■ Exercise ■
Pick out every row that contains the word "Area" and copy each one in full.

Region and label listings
[start]

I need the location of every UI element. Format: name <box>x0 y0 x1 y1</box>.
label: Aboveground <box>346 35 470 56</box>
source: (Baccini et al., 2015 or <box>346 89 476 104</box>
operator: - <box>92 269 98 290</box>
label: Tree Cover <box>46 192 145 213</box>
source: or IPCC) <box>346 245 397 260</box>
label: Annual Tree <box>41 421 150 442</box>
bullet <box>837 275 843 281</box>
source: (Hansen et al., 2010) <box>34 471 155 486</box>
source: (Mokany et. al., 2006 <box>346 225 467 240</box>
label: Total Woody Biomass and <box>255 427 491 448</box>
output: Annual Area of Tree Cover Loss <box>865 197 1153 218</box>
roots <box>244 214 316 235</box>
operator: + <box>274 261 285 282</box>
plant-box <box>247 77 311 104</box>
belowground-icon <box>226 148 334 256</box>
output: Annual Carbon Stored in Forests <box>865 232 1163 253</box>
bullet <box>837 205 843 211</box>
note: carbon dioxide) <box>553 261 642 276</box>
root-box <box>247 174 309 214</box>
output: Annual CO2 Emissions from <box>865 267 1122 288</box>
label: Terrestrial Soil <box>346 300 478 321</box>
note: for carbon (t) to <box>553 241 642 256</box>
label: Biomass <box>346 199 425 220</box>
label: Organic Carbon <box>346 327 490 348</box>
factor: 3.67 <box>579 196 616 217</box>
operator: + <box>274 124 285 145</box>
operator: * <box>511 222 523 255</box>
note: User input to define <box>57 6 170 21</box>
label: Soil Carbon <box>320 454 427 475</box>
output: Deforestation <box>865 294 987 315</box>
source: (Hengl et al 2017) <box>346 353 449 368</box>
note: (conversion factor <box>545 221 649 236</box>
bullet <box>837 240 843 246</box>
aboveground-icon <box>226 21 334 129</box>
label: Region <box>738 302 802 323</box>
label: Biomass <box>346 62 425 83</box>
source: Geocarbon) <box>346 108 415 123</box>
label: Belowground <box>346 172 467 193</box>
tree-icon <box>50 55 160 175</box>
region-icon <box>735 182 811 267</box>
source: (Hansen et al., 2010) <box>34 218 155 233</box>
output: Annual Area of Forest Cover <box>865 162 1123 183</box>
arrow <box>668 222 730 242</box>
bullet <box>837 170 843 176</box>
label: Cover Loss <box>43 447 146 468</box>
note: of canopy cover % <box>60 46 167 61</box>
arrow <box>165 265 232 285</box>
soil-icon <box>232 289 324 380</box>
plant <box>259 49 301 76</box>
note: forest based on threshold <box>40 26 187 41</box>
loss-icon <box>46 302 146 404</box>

[end]

■ Exercise response ■
output: Annual Area of Tree Cover Loss <box>865 197 1153 218</box>
output: Annual Area of Forest Cover <box>865 162 1123 183</box>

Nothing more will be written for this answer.